◆ Problem description: Check each line of the data below for the word "text", then extract the ones that have it.

◆ Exercise material:
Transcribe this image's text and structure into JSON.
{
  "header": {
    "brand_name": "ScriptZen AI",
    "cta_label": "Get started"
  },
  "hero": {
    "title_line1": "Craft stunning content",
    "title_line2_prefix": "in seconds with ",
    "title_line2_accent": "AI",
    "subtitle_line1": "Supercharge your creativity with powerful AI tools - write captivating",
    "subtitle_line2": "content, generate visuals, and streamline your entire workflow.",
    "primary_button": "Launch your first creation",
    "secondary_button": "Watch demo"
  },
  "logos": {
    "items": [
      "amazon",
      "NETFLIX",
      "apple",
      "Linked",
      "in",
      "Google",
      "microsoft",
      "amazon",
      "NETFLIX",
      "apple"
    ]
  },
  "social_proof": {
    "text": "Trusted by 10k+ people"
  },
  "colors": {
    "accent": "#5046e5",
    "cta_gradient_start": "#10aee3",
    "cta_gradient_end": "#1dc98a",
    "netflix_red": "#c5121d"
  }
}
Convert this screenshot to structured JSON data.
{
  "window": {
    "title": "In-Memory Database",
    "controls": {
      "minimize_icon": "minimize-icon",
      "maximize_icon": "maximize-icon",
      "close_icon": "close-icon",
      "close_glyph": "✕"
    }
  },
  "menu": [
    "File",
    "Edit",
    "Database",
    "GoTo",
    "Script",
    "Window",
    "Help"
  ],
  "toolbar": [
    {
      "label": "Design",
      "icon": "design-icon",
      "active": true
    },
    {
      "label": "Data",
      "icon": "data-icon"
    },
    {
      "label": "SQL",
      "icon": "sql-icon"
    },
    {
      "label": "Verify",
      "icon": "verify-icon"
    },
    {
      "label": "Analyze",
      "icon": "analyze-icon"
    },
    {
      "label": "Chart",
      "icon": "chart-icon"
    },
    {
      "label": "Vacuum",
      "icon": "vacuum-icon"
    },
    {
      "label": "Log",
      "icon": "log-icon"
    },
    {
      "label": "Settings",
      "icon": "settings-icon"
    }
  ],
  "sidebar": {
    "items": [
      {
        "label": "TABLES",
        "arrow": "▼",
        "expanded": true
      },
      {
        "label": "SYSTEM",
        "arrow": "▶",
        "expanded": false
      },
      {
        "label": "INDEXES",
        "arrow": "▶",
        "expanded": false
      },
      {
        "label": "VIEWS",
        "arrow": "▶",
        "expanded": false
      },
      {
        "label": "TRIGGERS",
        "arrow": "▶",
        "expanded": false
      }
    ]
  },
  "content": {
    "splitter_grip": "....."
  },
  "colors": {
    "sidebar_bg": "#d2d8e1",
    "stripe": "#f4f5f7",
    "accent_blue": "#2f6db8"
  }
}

◆ Complete output:
Transcribe this image's text and structure into JSON.
    "text": "Trusted by 10k+ people"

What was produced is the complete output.